[Problem A] Translate this sentence from the passage on lexical closures into Spanish: "It can also be returned as a function value, which is where things get really interesting."

[Article]
As discussed in Scoping Rules, a local function can refer to other local functions and variables in its parent environments. It can also be returned as a function value, which is where things get really interesting. The local function value then becomes a lexical closure which carries around with it the local variable environment it was created in. For instance:

> adder x = add with add y = x+y end;
> let g = adder 5; g; map g (1..5);
add
[6,7,8,9,10]

Note that here the local function add refers to the argument value x of its parent function adder. The invocation adder 5 thus returns an instance of add which has x bound to the value 5, so that add y reduces to 5+y for each y. This works as if this instance of the add closure had an invisible x argument of 5 attached to it. (And this is in fact how closures are implemented internally, using a transformation called lambda lifting which effectively turns local functions into global ones.) You should study this example carefully until you fully understand how it works; we’ll see a bunch of other, more complicated examples of this kind later.

[Rows]
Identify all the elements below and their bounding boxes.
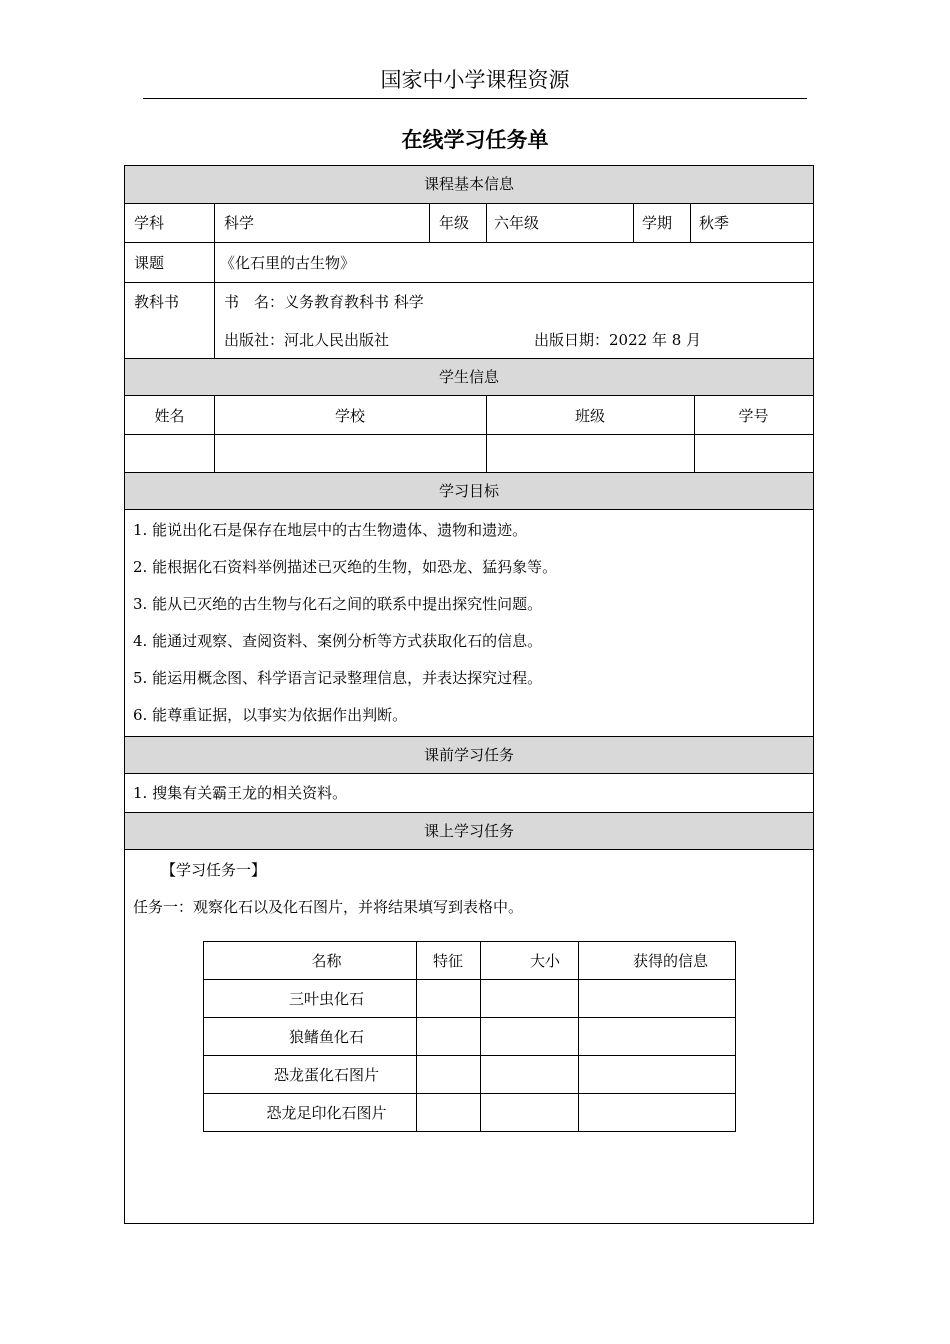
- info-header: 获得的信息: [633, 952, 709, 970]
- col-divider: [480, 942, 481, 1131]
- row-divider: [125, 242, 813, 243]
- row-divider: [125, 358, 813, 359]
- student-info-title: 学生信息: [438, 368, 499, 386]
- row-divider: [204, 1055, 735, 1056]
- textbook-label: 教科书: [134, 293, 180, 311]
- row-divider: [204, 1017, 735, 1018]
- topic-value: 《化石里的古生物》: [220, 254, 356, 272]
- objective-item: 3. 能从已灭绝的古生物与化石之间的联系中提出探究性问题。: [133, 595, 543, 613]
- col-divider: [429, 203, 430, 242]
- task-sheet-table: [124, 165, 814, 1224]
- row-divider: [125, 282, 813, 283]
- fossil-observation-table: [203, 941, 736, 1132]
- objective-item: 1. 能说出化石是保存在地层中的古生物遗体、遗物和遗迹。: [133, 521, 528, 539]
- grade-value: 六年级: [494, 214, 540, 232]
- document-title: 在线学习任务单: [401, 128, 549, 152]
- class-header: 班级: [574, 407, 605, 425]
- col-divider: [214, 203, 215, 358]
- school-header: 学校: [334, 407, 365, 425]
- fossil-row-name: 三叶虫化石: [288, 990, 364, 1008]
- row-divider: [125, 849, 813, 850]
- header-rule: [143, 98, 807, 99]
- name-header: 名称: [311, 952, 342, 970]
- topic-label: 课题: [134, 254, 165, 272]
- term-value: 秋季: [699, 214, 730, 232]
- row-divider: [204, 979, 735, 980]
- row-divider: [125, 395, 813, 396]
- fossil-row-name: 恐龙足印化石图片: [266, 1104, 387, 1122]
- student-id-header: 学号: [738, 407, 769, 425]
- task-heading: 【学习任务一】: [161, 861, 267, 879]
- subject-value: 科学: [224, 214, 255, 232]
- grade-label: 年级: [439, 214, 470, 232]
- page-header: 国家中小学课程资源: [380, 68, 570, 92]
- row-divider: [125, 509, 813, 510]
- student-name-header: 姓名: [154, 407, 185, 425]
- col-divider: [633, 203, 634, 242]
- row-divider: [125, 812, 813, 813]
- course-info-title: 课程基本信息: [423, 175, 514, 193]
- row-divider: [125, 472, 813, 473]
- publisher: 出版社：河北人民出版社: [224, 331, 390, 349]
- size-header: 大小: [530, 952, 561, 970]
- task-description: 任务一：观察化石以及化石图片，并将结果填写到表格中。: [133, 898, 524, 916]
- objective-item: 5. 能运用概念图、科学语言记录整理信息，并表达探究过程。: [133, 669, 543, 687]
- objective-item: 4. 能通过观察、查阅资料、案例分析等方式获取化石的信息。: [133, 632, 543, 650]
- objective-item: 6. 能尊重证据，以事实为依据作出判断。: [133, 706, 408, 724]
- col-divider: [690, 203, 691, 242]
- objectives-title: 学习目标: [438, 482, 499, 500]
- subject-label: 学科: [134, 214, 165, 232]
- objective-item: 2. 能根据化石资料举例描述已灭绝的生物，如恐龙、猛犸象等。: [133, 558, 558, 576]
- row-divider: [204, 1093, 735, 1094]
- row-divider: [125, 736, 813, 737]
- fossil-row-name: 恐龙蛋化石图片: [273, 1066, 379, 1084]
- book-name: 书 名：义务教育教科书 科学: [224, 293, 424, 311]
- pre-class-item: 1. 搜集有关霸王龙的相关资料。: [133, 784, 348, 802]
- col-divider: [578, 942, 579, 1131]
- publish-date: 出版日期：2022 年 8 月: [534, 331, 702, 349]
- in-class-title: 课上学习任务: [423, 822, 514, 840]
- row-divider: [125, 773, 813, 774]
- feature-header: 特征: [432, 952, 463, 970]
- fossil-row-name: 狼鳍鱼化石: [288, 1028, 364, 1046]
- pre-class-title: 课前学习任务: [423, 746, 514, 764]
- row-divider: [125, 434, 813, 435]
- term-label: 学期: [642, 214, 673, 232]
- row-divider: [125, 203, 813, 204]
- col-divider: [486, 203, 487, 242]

[Problem B] From the listing, copy the lines from the one containing "- info-header: 获得的信息: [633, 952, 709, 970]" through the one containing "- row-divider: [204, 1055, 735, 1056]", inclusive, without any changes.

[Full answer A] También puede devolverse como valor de función, y es ahí donde las cosas se ponen realmente interesantes.

[Full answer B]
- info-header: 获得的信息: [633, 952, 709, 970]
- col-divider: [480, 942, 481, 1131]
- row-divider: [125, 242, 813, 243]
- row-divider: [125, 358, 813, 359]
- student-info-title: 学生信息: [438, 368, 499, 386]
- row-divider: [204, 1055, 735, 1056]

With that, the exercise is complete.